## Short task
Which lines include the word "Reunirse"? Copy each of them.

## Source material

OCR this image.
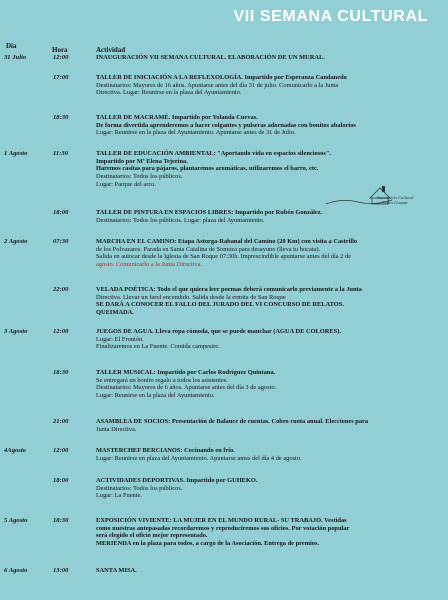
VII SEMANA CULTURAL
Día	Hora	Actividad
Asociación Cultural
Pedro Gaspar
31 Julio	12:00	INAUGURACIÓN VII SEMANA CULTURAL. ELABORACIÓN DE UN MURAL.
17:00	TALLER DE INICIACIÓN A LA REFLEXOLOGÍA. Impartido por Esperanza Candanedo
Destinatarios: Mayores de 16 años. Apuntarse antes del día 31 de julio. Comunicarlo a la Junta
Directiva. Lugar: Reunirse en la plaza del Ayuntamiento.
18:30	TALLER DE MACRAMÉ. Impartido por Yolanda Cuevas.
De forma divertida aprenderemos a hacer colgantes y pulseras adornadas con bonitos abalorios
Lugar: Reunirse en la plaza del Ayuntamiento. Apuntarse antes de 31 de Julio.
1 Agosto	11:30	TALLER DE EDUCACIÓN AMBIENTAL: "Aportando vida en espacios silenciosos".
Impartido por Mª Elena Tejerina.
Haremos casitas para pájaros, plantaremos aromáticas, utilizaremos el barro, etc.
Destinatarios: Todos los públicos.
Lugar: Parque del arco.
18:00	TALLER DE PINTURA EN ESPACIOS LIBRES: Impartido por Rubén González.
Destinatarios: Todos los públicos. Lugar: plaza del Ayuntamiento.
2 Agosto	07:30	MARCHA EN EL CAMINO: Etapa Astorga-Rabanal del Camino (20 Km) con visita a Castrillo
de los Polvazares. Parada en Santa Catalina de Somoza para desayuno (lleva tu bocata).
Salida en autocar desde la Iglesia de San Roque 07:30h. Imprescindible apuntarse antes del día 2 de
agosto. Comunicarlo a la Junta Directiva.
22:00	VELADA POÉTICA: Todo el que quiera leer poemas deberá comunicarlo previamente a la Junta
Directiva. Llevar un farol encendido. Salida desde la ermita de San Roque
SE DARÁ A CONOCER EL FALLO DEL JURADO DEL VI CONCURSO DE RELATOS.
QUEIMADA.
3 Agosto	12:00	JUEGOS DE AGUA. Lleva ropa cómoda, que se puede manchar (AGUA DE COLORES).
Lugar: El Frontón.
Finalizaremos en La Fuente. Comida campestre.
18:30	TALLER MUSICAL: Impartido por Carlos Rodríguez Quintana.
Se entregará un bonito regalo a todos los asistentes.
Destinatarios: Mayores de 6 años. Apuntarse antes del día 3 de agosto.
Lugar: Reunirse en la plaza del Ayuntamiento.
21:00	ASAMBLEA DE SOCIOS: Presentación de Balance de cuentas. Cobro cuota anual. Elecciones para
Junta Directiva.
4Agosto	12:00	MASTERCHEF BERCIANOS: Cocinando en frío.
Lugar: Reunirse en plaza del Ayuntamiento. Apuntarse antes del día 4 de agosto.
18:00	ACTIVIDADES DEPORTIVAS. Impartido por GUHEKO.
Destinatarios: Todos los públicos.
Lugar: La Fuente.
5 Agosto	18:30	EXPOSICIÓN VIVIENTE: LA MUJER EN EL MUNDO RURAL- SU TRABAJO. Vestidas
como nuestras antepasadas recordaremos y reproduciremos sus oficios. Por votación popular
será elegido el oficio mejor representado.
MERIENDA en la plaza para todos, a cargo de la Asociación. Entrega de premios.
6 Agosto	13:00	SANTA MISA.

## Solution
Directiva. Lugar: Reunirse en la plaza del Ayuntamiento.
Lugar: Reunirse en la plaza del Ayuntamiento. Apuntarse antes de 31 de Julio.
Lugar: Reunirse en la plaza del Ayuntamiento.
Lugar: Reunirse en plaza del Ayuntamiento. Apuntarse antes del día 4 de agosto.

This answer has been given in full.